▶ DATASET ENTRIES
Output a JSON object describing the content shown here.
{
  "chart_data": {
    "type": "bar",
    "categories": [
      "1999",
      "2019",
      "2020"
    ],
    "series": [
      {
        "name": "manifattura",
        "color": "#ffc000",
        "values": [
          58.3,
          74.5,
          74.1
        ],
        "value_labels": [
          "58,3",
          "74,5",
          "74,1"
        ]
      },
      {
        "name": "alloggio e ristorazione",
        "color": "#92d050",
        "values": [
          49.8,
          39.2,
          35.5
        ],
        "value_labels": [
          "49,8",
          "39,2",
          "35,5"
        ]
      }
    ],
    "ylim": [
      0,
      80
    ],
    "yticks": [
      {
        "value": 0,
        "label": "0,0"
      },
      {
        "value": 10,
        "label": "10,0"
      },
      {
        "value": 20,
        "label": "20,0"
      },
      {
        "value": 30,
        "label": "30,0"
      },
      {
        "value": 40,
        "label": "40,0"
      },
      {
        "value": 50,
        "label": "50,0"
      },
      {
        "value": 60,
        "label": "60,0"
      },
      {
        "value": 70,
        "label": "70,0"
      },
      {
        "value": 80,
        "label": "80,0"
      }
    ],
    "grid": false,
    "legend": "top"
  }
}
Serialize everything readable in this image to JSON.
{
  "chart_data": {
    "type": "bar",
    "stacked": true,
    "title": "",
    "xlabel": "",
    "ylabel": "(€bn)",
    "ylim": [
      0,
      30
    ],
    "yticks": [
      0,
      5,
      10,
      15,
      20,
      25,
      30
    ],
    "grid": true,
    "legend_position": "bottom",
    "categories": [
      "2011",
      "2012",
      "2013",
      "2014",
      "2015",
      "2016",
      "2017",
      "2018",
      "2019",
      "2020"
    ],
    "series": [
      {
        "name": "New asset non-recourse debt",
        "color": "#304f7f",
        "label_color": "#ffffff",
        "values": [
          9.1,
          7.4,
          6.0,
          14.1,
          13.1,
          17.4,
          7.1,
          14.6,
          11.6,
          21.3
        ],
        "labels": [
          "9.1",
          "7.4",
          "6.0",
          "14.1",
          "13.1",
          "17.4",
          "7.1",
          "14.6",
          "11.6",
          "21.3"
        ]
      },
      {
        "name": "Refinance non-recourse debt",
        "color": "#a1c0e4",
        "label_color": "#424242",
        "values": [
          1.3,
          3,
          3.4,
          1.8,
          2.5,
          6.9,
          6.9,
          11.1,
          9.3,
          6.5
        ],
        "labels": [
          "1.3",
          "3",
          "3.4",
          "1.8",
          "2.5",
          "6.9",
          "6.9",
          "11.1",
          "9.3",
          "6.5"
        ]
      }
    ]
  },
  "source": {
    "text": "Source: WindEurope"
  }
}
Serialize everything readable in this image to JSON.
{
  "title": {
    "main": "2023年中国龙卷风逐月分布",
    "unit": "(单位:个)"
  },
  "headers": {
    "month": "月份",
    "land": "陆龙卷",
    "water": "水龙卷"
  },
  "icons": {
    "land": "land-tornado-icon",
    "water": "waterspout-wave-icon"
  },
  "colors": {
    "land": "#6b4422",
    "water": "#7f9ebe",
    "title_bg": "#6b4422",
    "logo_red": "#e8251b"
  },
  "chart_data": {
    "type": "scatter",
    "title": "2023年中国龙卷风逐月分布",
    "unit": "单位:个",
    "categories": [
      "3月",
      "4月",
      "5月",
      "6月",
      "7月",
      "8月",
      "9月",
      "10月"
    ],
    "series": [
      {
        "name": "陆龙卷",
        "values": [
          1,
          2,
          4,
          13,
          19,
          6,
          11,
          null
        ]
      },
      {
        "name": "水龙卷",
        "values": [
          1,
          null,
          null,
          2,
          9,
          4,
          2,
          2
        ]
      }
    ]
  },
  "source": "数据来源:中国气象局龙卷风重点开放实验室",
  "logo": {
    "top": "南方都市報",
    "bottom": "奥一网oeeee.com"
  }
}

▶ DO THIS
Reproduce the records in full, exactly as written.

▶ FINISHED TASK
Output a JSON object describing the content shown here.
{
  "chart_data": {
    "type": "bar",
    "categories": [
      "1999",
      "2019",
      "2020"
    ],
    "series": [
      {
        "name": "manifattura",
        "color": "#ffc000",
        "values": [
          58.3,
          74.5,
          74.1
        ],
        "value_labels": [
          "58,3",
          "74,5",
          "74,1"
        ]
      },
      {
        "name": "alloggio e ristorazione",
        "color": "#92d050",
        "values": [
          49.8,
          39.2,
          35.5
        ],
        "value_labels": [
          "49,8",
          "39,2",
          "35,5"
        ]
      }
    ],
    "ylim": [
      0,
      80
    ],
    "yticks": [
      {
        "value": 0,
        "label": "0,0"
      },
      {
        "value": 10,
        "label": "10,0"
      },
      {
        "value": 20,
        "label": "20,0"
      },
      {
        "value": 30,
        "label": "30,0"
      },
      {
        "value": 40,
        "label": "40,0"
      },
      {
        "value": 50,
        "label": "50,0"
      },
      {
        "value": 60,
        "label": "60,0"
      },
      {
        "value": 70,
        "label": "70,0"
      },
      {
        "value": 80,
        "label": "80,0"
      }
    ],
    "grid": false,
    "legend": "top"
  }
}
Serialize everything readable in this image to JSON.
{
  "chart_data": {
    "type": "bar",
    "stacked": true,
    "title": "",
    "xlabel": "",
    "ylabel": "(€bn)",
    "ylim": [
      0,
      30
    ],
    "yticks": [
      0,
      5,
      10,
      15,
      20,
      25,
      30
    ],
    "grid": true,
    "legend_position": "bottom",
    "categories": [
      "2011",
      "2012",
      "2013",
      "2014",
      "2015",
      "2016",
      "2017",
      "2018",
      "2019",
      "2020"
    ],
    "series": [
      {
        "name": "New asset non-recourse debt",
        "color": "#304f7f",
        "label_color": "#ffffff",
        "values": [
          9.1,
          7.4,
          6.0,
          14.1,
          13.1,
          17.4,
          7.1,
          14.6,
          11.6,
          21.3
        ],
        "labels": [
          "9.1",
          "7.4",
          "6.0",
          "14.1",
          "13.1",
          "17.4",
          "7.1",
          "14.6",
          "11.6",
          "21.3"
        ]
      },
      {
        "name": "Refinance non-recourse debt",
        "color": "#a1c0e4",
        "label_color": "#424242",
        "values": [
          1.3,
          3,
          3.4,
          1.8,
          2.5,
          6.9,
          6.9,
          11.1,
          9.3,
          6.5
        ],
        "labels": [
          "1.3",
          "3",
          "3.4",
          "1.8",
          "2.5",
          "6.9",
          "6.9",
          "11.1",
          "9.3",
          "6.5"
        ]
      }
    ]
  },
  "source": {
    "text": "Source: WindEurope"
  }
}
Serialize everything readable in this image to JSON.
{
  "title": {
    "main": "2023年中国龙卷风逐月分布",
    "unit": "(单位:个)"
  },
  "headers": {
    "month": "月份",
    "land": "陆龙卷",
    "water": "水龙卷"
  },
  "icons": {
    "land": "land-tornado-icon",
    "water": "waterspout-wave-icon"
  },
  "colors": {
    "land": "#6b4422",
    "water": "#7f9ebe",
    "title_bg": "#6b4422",
    "logo_red": "#e8251b"
  },
  "chart_data": {
    "type": "scatter",
    "title": "2023年中国龙卷风逐月分布",
    "unit": "单位:个",
    "categories": [
      "3月",
      "4月",
      "5月",
      "6月",
      "7月",
      "8月",
      "9月",
      "10月"
    ],
    "series": [
      {
        "name": "陆龙卷",
        "values": [
          1,
          2,
          4,
          13,
          19,
          6,
          11,
          null
        ]
      },
      {
        "name": "水龙卷",
        "values": [
          1,
          null,
          null,
          2,
          9,
          4,
          2,
          2
        ]
      }
    ]
  },
  "source": "数据来源:中国气象局龙卷风重点开放实验室",
  "logo": {
    "top": "南方都市報",
    "bottom": "奥一网oeeee.com"
  }
}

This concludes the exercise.